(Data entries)
═══

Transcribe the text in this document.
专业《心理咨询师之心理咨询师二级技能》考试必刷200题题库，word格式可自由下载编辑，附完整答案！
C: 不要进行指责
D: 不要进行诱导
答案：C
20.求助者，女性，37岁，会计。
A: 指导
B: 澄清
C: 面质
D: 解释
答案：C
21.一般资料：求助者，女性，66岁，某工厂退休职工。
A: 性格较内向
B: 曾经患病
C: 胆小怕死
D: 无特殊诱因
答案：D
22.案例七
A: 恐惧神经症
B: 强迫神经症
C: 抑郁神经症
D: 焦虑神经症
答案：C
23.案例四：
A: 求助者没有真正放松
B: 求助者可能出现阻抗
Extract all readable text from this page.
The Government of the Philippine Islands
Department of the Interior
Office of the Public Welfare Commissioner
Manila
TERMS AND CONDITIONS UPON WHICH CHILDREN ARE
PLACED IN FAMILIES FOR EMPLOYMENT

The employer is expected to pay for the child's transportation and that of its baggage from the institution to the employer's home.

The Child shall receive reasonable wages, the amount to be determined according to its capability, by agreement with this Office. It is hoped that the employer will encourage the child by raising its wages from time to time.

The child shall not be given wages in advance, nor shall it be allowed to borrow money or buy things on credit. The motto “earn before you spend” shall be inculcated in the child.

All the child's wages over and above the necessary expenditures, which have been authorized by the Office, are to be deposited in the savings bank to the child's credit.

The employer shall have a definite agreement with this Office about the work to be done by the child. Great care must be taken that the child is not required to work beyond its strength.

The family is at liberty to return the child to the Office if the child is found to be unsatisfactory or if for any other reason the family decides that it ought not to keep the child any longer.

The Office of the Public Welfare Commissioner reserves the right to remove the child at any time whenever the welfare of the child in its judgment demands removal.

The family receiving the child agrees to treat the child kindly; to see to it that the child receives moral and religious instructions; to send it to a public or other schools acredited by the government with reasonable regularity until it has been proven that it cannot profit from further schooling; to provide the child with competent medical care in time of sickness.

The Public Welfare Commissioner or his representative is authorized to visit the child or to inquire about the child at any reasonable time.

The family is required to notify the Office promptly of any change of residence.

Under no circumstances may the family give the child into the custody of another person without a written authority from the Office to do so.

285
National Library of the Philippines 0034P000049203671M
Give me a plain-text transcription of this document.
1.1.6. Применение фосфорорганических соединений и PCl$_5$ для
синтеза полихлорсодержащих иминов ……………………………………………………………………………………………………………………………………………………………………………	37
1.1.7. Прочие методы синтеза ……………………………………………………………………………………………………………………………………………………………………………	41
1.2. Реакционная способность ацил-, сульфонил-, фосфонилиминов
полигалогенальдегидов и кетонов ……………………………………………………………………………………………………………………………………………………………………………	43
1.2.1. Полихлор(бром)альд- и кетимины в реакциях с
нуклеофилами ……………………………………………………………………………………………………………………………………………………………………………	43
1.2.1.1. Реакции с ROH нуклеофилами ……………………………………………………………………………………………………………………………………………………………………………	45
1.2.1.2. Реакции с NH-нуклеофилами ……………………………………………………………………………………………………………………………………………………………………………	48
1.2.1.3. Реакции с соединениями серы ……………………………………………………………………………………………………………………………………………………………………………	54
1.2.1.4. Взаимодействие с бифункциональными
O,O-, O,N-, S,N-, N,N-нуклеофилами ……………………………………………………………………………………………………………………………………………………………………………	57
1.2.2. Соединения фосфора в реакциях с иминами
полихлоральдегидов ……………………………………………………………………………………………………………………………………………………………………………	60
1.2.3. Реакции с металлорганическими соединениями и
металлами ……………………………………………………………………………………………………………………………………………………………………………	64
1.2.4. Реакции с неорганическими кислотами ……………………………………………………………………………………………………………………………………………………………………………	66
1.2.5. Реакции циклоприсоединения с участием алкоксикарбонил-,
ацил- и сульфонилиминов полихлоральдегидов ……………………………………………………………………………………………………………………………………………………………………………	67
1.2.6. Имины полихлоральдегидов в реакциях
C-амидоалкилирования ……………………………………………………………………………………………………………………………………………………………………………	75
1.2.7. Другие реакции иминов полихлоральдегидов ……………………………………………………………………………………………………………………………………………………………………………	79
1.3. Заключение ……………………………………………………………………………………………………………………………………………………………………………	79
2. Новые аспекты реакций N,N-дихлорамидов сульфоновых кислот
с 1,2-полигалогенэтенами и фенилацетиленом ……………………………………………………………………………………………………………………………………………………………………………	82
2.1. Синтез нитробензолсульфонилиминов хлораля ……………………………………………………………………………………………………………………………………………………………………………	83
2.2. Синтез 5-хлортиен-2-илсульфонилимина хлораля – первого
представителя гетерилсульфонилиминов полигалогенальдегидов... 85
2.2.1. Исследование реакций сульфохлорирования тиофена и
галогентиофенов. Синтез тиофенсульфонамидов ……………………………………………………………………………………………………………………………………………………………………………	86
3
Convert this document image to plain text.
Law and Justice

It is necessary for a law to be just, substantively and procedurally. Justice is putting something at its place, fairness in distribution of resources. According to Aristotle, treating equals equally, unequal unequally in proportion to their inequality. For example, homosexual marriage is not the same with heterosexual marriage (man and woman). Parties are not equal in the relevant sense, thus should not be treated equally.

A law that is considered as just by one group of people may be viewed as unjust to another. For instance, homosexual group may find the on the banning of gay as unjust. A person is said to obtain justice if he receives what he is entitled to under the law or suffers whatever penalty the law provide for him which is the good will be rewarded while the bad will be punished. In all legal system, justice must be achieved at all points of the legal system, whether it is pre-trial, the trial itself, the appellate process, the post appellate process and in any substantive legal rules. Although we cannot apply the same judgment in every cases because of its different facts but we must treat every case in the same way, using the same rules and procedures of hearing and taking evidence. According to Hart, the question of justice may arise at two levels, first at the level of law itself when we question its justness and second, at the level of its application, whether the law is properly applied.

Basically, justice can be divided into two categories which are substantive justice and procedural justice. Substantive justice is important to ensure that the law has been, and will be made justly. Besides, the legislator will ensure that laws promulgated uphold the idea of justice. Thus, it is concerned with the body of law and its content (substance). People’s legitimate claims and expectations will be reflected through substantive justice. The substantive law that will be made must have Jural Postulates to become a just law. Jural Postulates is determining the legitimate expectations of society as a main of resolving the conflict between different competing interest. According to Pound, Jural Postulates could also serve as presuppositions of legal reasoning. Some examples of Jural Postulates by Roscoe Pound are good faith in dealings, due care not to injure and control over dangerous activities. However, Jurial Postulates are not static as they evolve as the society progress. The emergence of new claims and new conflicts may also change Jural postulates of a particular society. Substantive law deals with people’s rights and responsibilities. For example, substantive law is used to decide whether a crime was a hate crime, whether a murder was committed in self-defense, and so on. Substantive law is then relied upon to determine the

═══

▶ _WHAT YOU ARE ASKED TO DO_
What is the number of lines above that contain the string "document"? Answer with the number alone.

▶ _TASK RESPONSE_
3